» **Set task**:
Images embedded in the records are excluded; print everything else exactly as given.

» **Information provided**:
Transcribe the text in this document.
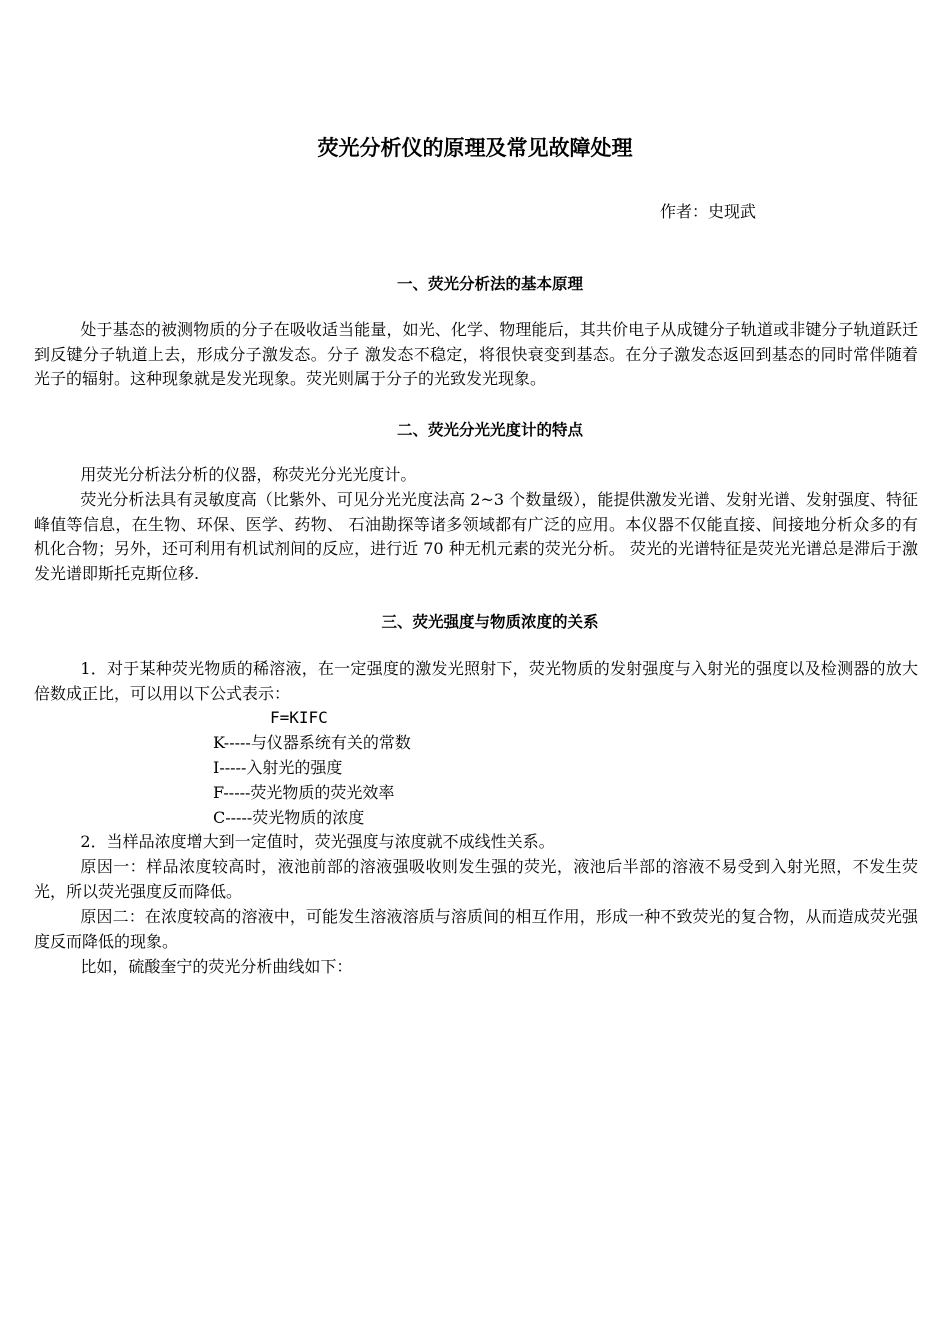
荧光分析仪的原理及常见故障处理
作者：史现武
一、荧光分析法的基本原理

处于基态的被测物质的分子在吸收适当能量，如光、化学、物理能后，其共价电子从成键分子轨道或非键分子轨道跃迁到反键分子轨道上去，形成分子激发态。分子 激发态不稳定，将很快衰变到基态。在分子激发态返回到基态的同时常伴随着光子的辐射。这种现象就是发光现象。荧光则属于分子的光致发光现象。

二、荧光分光光度计的特点

用荧光分析法分析的仪器，称荧光分光光度计。

荧光分析法具有灵敏度高（比紫外、可见分光光度法高 2~3 个数量级），能提供激发光谱、发射光谱、发射强度、特征峰值等信息，在生物、环保、医学、药物、 石油勘探等诸多领域都有广泛的应用。本仪器不仅能直接、间接地分析众多的有机化合物；另外，还可利用有机试剂间的反应，进行近 70 种无机元素的荧光分析。 荧光的光谱特征是荧光光谱总是滞后于激发光谱即斯托克斯位移.

三、荧光强度与物质浓度的关系

1．对于某种荧光物质的稀溶液，在一定强度的激发光照射下，荧光物质的发射强度与入射光的强度以及检测器的放大倍数成正比，可以用以下公式表示：

F=KIFC
K-----与仪器系统有关的常数
I-----入射光的强度
F-----荧光物质的荧光效率
C-----荧光物质的浓度

2．当样品浓度增大到一定值时，荧光强度与浓度就不成线性关系。

原因一：样品浓度较高时，液池前部的溶液强吸收则发生强的荧光，液池后半部的溶液不易受到入射光照，不发生荧光，所以荧光强度反而降低。

原因二：在浓度较高的溶液中，可能发生溶液溶质与溶质间的相互作用，形成一种不致荧光的复合物，从而造成荧光强度反而降低的现象。

比如，硫酸奎宁的荧光分析曲线如下：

» **Exercise answer**:
Transcribe the text in this document.
荧光分析仪的原理及常见故障处理
作者：史现武
一、荧光分析法的基本原理

处于基态的被测物质的分子在吸收适当能量，如光、化学、物理能后，其共价电子从成键分子轨道或非键分子轨道跃迁到反键分子轨道上去，形成分子激发态。分子 激发态不稳定，将很快衰变到基态。在分子激发态返回到基态的同时常伴随着光子的辐射。这种现象就是发光现象。荧光则属于分子的光致发光现象。

二、荧光分光光度计的特点

用荧光分析法分析的仪器，称荧光分光光度计。

荧光分析法具有灵敏度高（比紫外、可见分光光度法高 2~3 个数量级），能提供激发光谱、发射光谱、发射强度、特征峰值等信息，在生物、环保、医学、药物、 石油勘探等诸多领域都有广泛的应用。本仪器不仅能直接、间接地分析众多的有机化合物；另外，还可利用有机试剂间的反应，进行近 70 种无机元素的荧光分析。 荧光的光谱特征是荧光光谱总是滞后于激发光谱即斯托克斯位移.

三、荧光强度与物质浓度的关系

1．对于某种荧光物质的稀溶液，在一定强度的激发光照射下，荧光物质的发射强度与入射光的强度以及检测器的放大倍数成正比，可以用以下公式表示：

F=KIFC
K-----与仪器系统有关的常数
I-----入射光的强度
F-----荧光物质的荧光效率
C-----荧光物质的浓度

2．当样品浓度增大到一定值时，荧光强度与浓度就不成线性关系。

原因一：样品浓度较高时，液池前部的溶液强吸收则发生强的荧光，液池后半部的溶液不易受到入射光照，不发生荧光，所以荧光强度反而降低。

原因二：在浓度较高的溶液中，可能发生溶液溶质与溶质间的相互作用，形成一种不致荧光的复合物，从而造成荧光强度反而降低的现象。

比如，硫酸奎宁的荧光分析曲线如下：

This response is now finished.